## Description of the task
Across the entries below, count the lines in which the word "DOMINIOS" occurs. Reply with the count alone.
-------- Task data
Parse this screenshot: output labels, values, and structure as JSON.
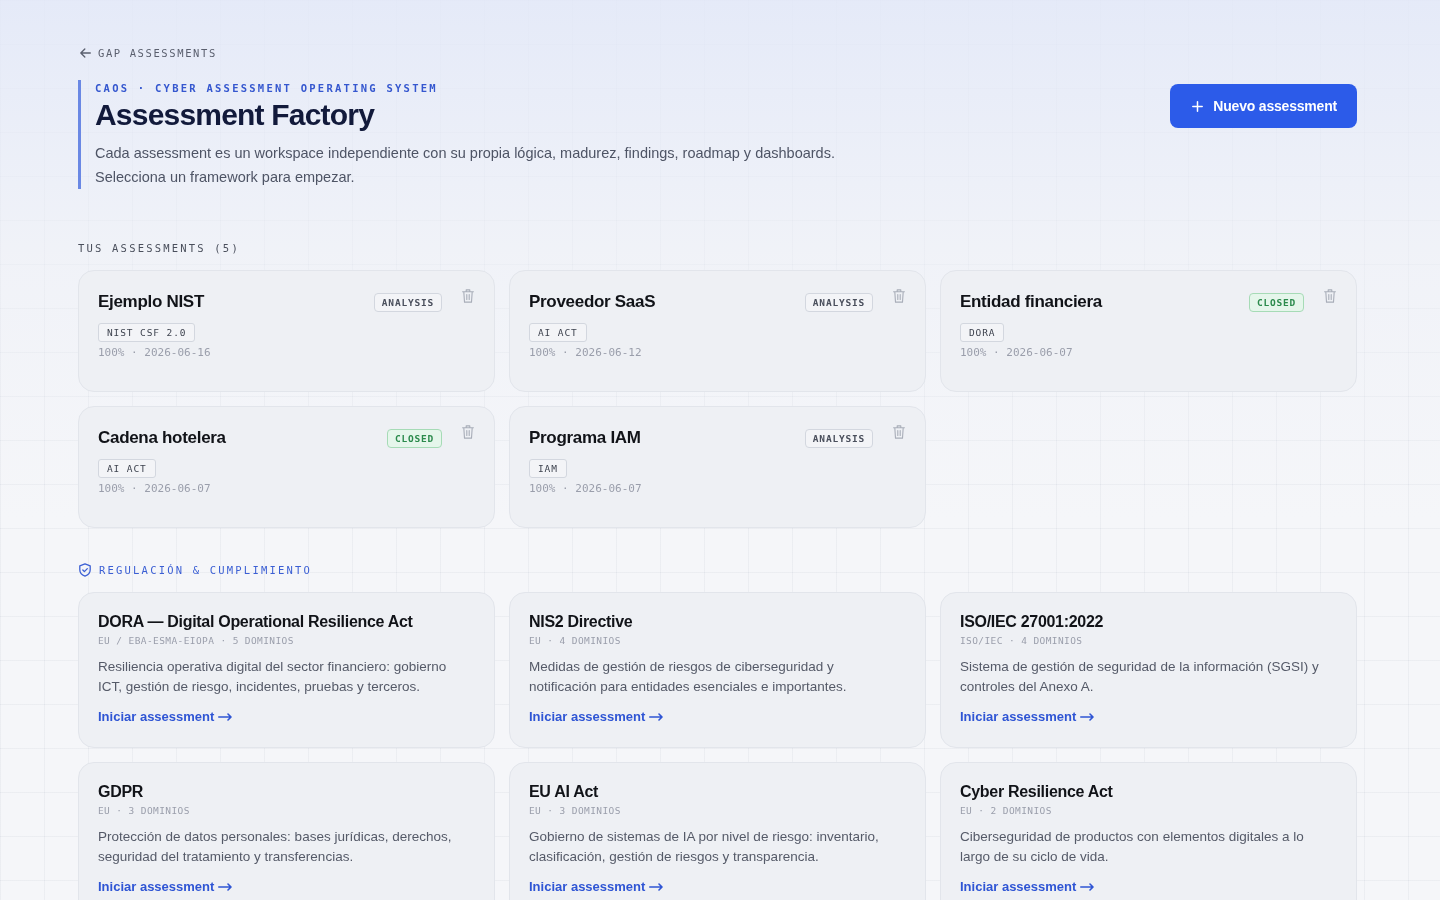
{
  "back_link": "GAP ASSESSMENTS",
  "hero": {
    "eyebrow": "CAOS · CYBER ASSESSMENT OPERATING SYSTEM",
    "title": "Assessment **Factory**",
    "description": "Cada assessment es un workspace independiente con su propia lógica, madurez, findings, roadmap y dashboards. Selecciona un framework para empezar."
  },
  "new_button": "Nuevo assessment",
  "assessments": {
    "heading": "TUS ASSESSMENTS (5)",
    "items": [
      {
        "name": "Ejemplo NIST",
        "status": {
          "kind": "analysis",
          "label": "ANALYSIS"
        },
        "framework": "NIST CSF 2.0",
        "meta": "100% · 2026-06-16"
      },
      {
        "name": "Proveedor SaaS",
        "status": {
          "kind": "analysis",
          "label": "ANALYSIS"
        },
        "framework": "AI ACT",
        "meta": "100% · 2026-06-12"
      },
      {
        "name": "Entidad financiera",
        "status": {
          "kind": "closed",
          "label": "CLOSED"
        },
        "framework": "DORA",
        "meta": "100% · 2026-06-07"
      },
      {
        "name": "Cadena hotelera",
        "status": {
          "kind": "closed",
          "label": "CLOSED"
        },
        "framework": "AI ACT",
        "meta": "100% · 2026-06-07"
      },
      {
        "name": "Programa IAM",
        "status": {
          "kind": "analysis",
          "label": "ANALYSIS"
        },
        "framework": "IAM",
        "meta": "100% · 2026-06-07"
      }
    ]
  },
  "frameworks": {
    "heading": "REGULACIÓN & CUMPLIMIENTO",
    "items": [
      {
        "title": "DORA — Digital Operational Resilience Act",
        "meta": "EU / EBA-ESMA-EIOPA · 5 DOMINIOS",
        "description": "Resiliencia operativa digital del sector financiero: gobierno ICT, gestión de riesgo, incidentes, pruebas y terceros.",
        "link": "Iniciar assessment"
      },
      {
        "title": "NIS2 Directive",
        "meta": "EU · 4 DOMINIOS",
        "description": "Medidas de gestión de riesgos de ciberseguridad y notificación para entidades esenciales e importantes.",
        "link": "Iniciar assessment"
      },
      {
        "title": "ISO/IEC 27001:2022",
        "meta": "ISO/IEC · 4 DOMINIOS",
        "description": "Sistema de gestión de seguridad de la información (SGSI) y controles del Anexo A.",
        "link": "Iniciar assessment"
      },
      {
        "title": "GDPR",
        "meta": "EU · 3 DOMINIOS",
        "description": "Protección de datos personales: bases jurídicas, derechos, seguridad del tratamiento y transferencias.",
        "link": "Iniciar assessment"
      },
      {
        "title": "EU AI Act",
        "meta": "EU · 3 DOMINIOS",
        "description": "Gobierno de sistemas de IA por nivel de riesgo: inventario, clasificación, gestión de riesgos y transparencia.",
        "link": "Iniciar assessment"
      },
      {
        "title": "Cyber Resilience Act",
        "meta": "EU · 2 DOMINIOS",
        "description": "Ciberseguridad de productos con elementos digitales a lo largo de su ciclo de vida.",
        "link": "Iniciar assessment"
      }
    ]
  }
}
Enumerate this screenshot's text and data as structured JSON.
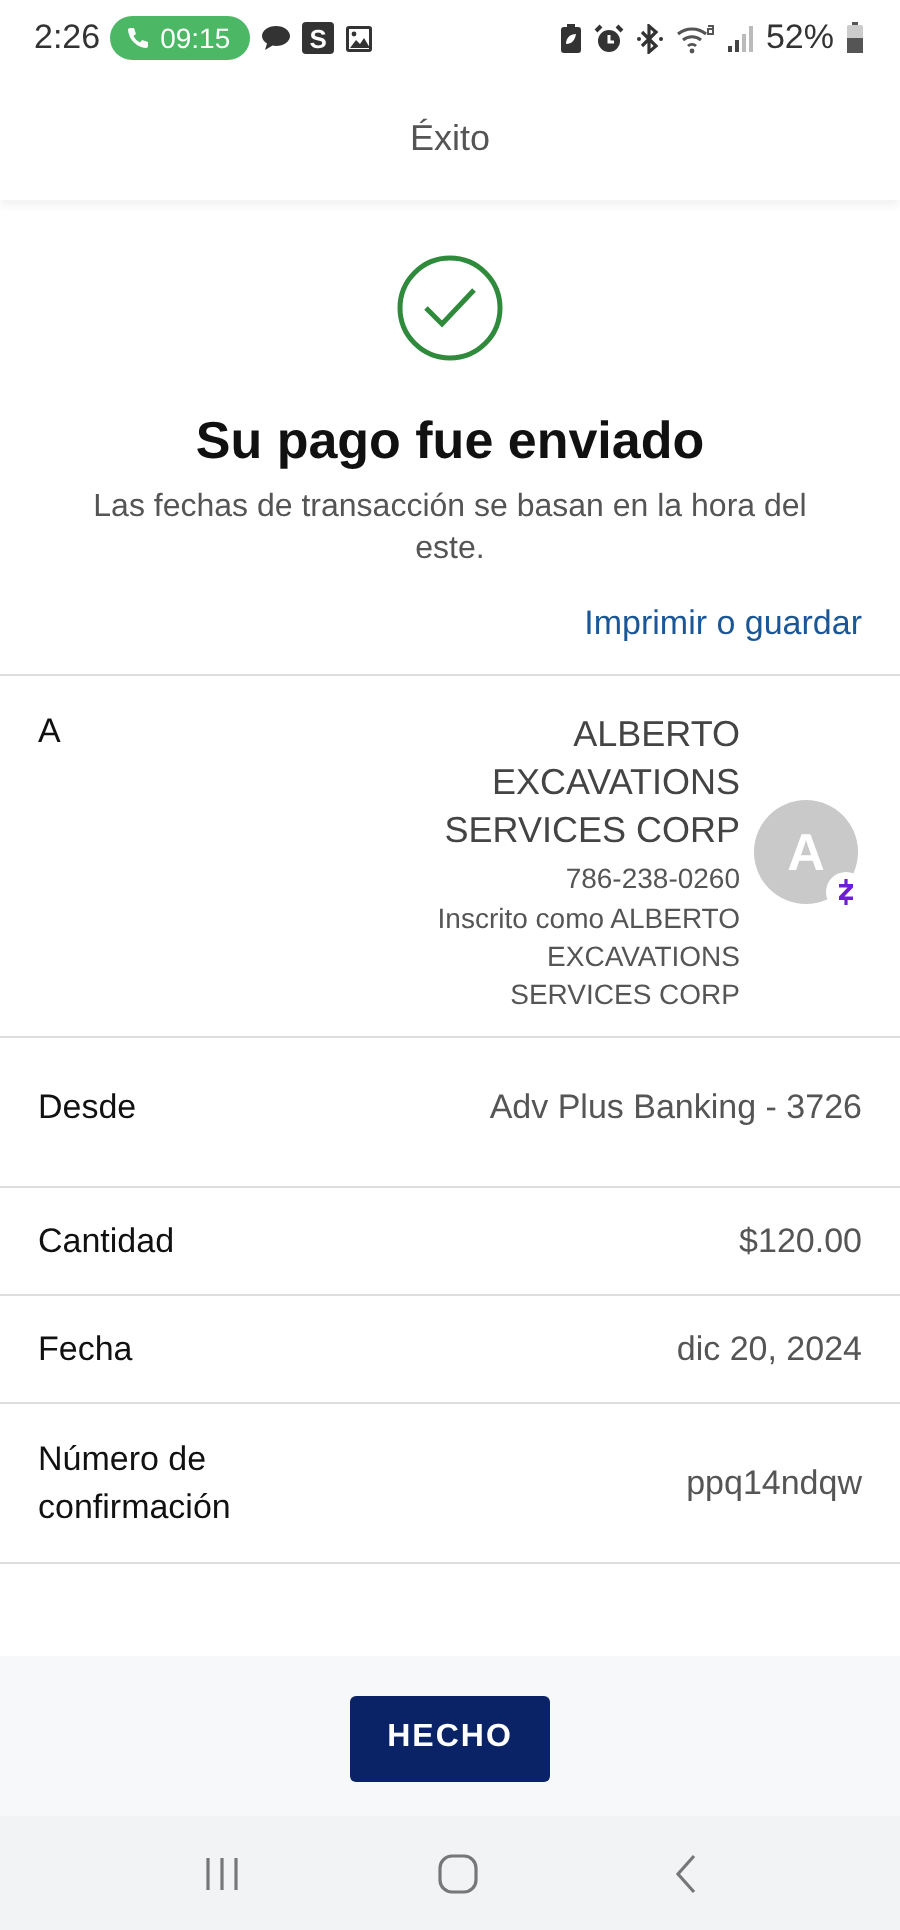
{
  "status_bar": {
    "time": "2:26",
    "call_timer": "09:15",
    "notification_icons": [
      {
        "kind": "chat"
      },
      {
        "kind": "letter",
        "text": "S"
      },
      {
        "kind": "image"
      }
    ],
    "battery": "52%"
  },
  "header": {
    "title": "Éxito"
  },
  "summary": {
    "heading": "Su pago fue enviado",
    "note": "Las fechas de transacción se basan en la hora del este.",
    "print_link": "Imprimir o guardar"
  },
  "recipient": {
    "label": "A",
    "name": "ALBERTO EXCAVATIONS SERVICES CORP",
    "phone": "786-238-0260",
    "enrolled_as": "Inscrito como ALBERTO EXCAVATIONS SERVICES CORP",
    "avatar_letter": "A"
  },
  "details": [
    {
      "label": "Desde",
      "value": "Adv Plus Banking - 3726"
    },
    {
      "label": "Cantidad",
      "value": "$120.00"
    },
    {
      "label": "Fecha",
      "value": "dic 20, 2024"
    },
    {
      "label": "Número de confirmación",
      "value": "ppq14ndqw"
    }
  ],
  "done_button": "HECHO"
}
----------------
## Correct output
6